=== Text extract ===
□ □ □ □ □ □ □
Switch to English Language Passer en langue française Omschakelen naar Nederlandse Taal Wechseln Sie zu deutschen Sprache Passa alla lingua italiana
Members: 71,492   Posts: 1,571,363   Online: 956
      
Page 1 of 2 12 LastLast
Results 1 to 10 of 12
  1. #1

    Join Date
    Nov 2010
    Shooter
    35mm RF
    Posts
    17

    Beginner Contact Printing Questions

    Hello Folks

    I need some advice or some answers for some small doubts I have for contact printing (small camera format, 135). I did try to search, didn't get the results I want.

    1) Is it acceptable to lay around exposed papers around the darkroom for an hour or so before processing them? What if they're in a lightproof drawer?

    2) Can I fit 6 frames / 7 strips onto a 9.5x12 paper? Are the 9.5x12 papers readily available as their counterparts (8x10, 11x14)?

    3) Is it okay for you to split the contact prints into 2 papers if there is not enough room? (I can't fit 6 frames / 7 strips onto my 8x10 unless I crop the sides)

    4) Contact printing over plastic (Printfile) sleeves, generally okay? I can't really seem to tell (Schneider 4x loupe). Maybe I am blind, there isn't any difference, or I am just plain lucky.

    5) I need some help on a rapid processing procedure for my contact prints (I've got loads of films that needs to be proofed).

    6) Slightly out of topic: I've read somewhere that I shouldn't store my negatives by stacking (one over the other) in sleeves and I should somehow leave some space 'aerate' them. Any ideas how?
□ □ □ □ □ □ □
=== Stored rows ===

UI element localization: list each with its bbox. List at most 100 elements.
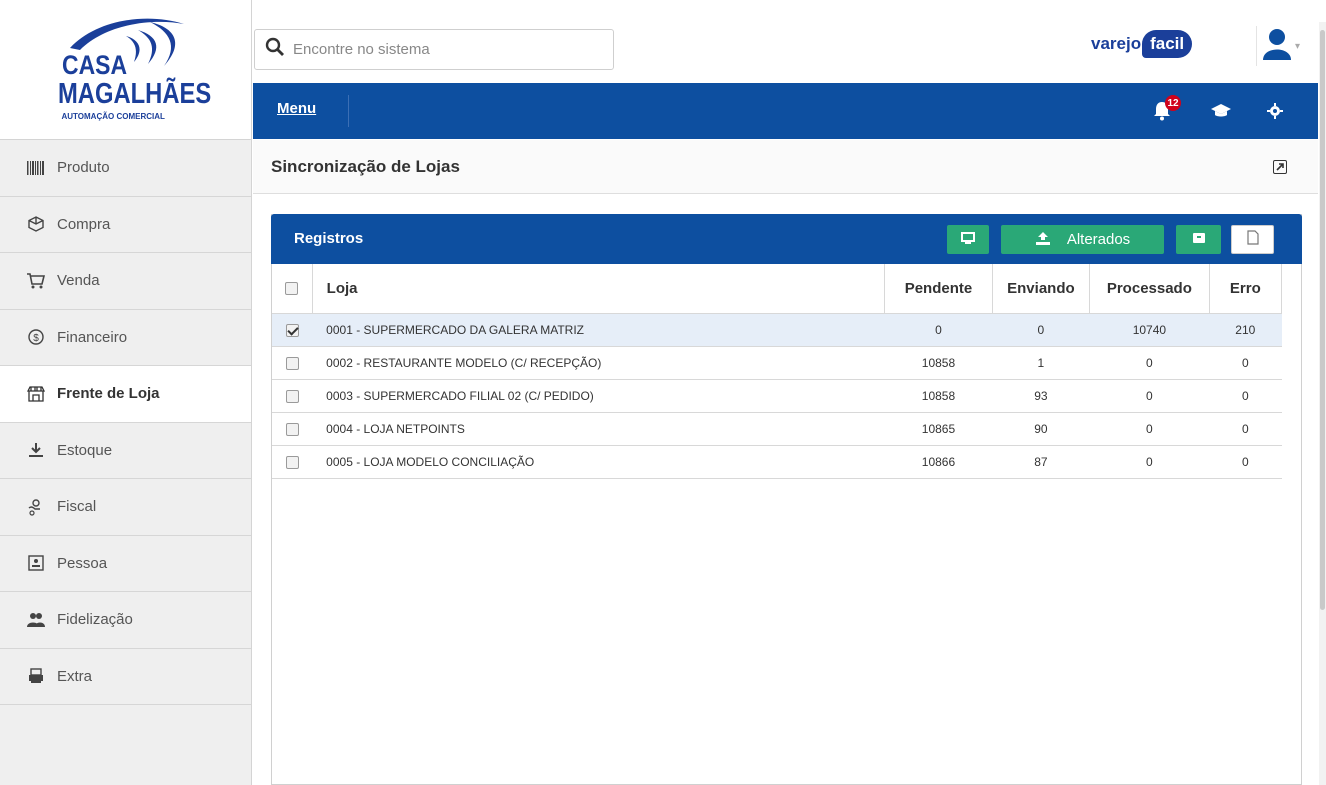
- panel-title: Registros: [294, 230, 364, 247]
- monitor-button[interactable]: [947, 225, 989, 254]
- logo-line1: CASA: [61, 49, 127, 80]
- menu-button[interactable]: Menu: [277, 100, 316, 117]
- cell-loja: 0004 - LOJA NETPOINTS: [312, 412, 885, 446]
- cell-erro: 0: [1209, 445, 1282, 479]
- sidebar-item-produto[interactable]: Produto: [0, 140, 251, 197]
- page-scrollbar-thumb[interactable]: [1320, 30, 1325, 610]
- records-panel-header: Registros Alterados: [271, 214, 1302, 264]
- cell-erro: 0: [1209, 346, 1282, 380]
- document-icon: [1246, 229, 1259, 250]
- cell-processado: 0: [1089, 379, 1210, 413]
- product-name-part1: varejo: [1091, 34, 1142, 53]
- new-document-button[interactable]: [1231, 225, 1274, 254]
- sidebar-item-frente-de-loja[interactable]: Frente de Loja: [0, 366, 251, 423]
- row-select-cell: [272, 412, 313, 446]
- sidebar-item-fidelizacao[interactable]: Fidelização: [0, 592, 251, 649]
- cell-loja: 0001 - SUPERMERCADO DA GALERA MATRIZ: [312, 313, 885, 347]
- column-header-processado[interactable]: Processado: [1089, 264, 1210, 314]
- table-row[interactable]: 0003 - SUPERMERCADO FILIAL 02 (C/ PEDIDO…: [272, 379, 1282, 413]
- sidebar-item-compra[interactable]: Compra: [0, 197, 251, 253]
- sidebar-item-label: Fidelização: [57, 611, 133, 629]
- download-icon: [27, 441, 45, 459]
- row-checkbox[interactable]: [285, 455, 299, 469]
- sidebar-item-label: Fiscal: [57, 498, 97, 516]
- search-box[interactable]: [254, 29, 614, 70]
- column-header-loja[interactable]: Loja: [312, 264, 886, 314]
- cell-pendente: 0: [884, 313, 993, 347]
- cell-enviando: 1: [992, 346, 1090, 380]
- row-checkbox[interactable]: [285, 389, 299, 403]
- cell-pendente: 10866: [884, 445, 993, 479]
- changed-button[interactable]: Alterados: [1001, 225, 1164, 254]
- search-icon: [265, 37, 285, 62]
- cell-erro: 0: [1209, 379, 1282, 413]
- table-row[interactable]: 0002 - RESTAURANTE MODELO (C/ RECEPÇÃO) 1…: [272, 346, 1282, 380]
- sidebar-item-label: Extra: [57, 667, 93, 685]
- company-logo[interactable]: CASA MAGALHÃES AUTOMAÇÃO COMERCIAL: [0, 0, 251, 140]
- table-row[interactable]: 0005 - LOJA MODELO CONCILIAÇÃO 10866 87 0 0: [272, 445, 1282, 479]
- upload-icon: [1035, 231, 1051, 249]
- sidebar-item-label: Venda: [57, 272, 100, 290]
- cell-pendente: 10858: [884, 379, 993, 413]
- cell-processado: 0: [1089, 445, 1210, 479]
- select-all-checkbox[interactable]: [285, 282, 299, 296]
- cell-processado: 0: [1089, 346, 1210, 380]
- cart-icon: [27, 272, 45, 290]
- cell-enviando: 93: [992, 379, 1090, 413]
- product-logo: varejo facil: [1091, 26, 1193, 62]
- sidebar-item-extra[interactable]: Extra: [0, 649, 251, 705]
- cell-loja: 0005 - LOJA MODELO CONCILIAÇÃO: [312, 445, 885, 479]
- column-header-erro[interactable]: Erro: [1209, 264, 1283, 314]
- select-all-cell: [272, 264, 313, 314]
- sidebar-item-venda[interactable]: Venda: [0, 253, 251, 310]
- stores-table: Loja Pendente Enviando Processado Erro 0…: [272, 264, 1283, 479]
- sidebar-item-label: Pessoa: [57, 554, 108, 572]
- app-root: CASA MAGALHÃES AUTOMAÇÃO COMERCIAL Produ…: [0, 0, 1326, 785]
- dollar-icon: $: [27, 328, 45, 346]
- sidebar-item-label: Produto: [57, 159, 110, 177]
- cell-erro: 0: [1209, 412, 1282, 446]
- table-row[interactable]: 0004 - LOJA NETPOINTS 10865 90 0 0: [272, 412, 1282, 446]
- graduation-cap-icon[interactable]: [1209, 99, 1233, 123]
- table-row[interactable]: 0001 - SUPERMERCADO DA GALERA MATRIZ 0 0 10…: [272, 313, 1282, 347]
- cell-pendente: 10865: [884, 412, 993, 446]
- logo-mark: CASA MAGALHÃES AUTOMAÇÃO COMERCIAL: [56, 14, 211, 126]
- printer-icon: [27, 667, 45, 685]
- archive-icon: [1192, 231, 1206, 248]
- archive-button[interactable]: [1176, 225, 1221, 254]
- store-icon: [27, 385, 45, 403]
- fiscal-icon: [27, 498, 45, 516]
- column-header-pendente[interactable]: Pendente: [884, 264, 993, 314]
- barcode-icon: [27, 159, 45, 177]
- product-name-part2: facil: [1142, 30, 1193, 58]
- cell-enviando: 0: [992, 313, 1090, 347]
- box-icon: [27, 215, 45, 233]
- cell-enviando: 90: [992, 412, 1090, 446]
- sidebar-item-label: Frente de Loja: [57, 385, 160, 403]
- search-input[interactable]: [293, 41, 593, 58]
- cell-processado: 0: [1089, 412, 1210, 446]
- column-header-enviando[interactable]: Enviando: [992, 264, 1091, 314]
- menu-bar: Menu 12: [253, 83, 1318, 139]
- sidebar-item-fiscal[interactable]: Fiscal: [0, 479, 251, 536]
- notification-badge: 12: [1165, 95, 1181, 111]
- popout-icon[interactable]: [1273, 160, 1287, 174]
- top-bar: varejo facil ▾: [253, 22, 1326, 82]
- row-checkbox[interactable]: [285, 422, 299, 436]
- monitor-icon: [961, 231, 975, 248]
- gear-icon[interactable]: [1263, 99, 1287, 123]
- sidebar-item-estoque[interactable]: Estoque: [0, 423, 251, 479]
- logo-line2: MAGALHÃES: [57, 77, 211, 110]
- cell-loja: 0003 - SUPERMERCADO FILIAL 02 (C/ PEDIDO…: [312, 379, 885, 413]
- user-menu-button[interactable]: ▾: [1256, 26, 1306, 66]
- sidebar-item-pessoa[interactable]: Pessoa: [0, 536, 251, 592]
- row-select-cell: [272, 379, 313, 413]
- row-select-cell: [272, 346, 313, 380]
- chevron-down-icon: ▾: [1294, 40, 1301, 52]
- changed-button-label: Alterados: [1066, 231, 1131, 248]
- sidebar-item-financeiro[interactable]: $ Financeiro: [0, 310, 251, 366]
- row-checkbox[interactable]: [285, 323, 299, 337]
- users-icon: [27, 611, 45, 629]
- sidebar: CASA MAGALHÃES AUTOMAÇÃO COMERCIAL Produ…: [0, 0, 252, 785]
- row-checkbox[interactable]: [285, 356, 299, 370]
□ □ □ □ □ □ □
=== What you need to do ===
1. According to the contact printing post, what loupe was used to check prints made over plastic sleeves?
2. Retype the part of the contact printing post that opens with the words containing "3) Is it okay" and closes with "to be proofed).".

=== List of solutions ===
1. A Schneider 4x loupe.

2.
3) Is it okay for you to split the contact prints into 2 papers if there is not enough room? (I can't fit 6 frames / 7 strips onto my 8x10 unless I crop the sides)

    4) Contact printing over plastic (Printfile) sleeves, generally okay? I can't really seem to tell (Schneider 4x loupe). Maybe I am blind, there isn't any difference, or I am just plain lucky.

    5) I need some help on a rapid processing procedure for my contact prints (I've got loads of films that needs to be proofed).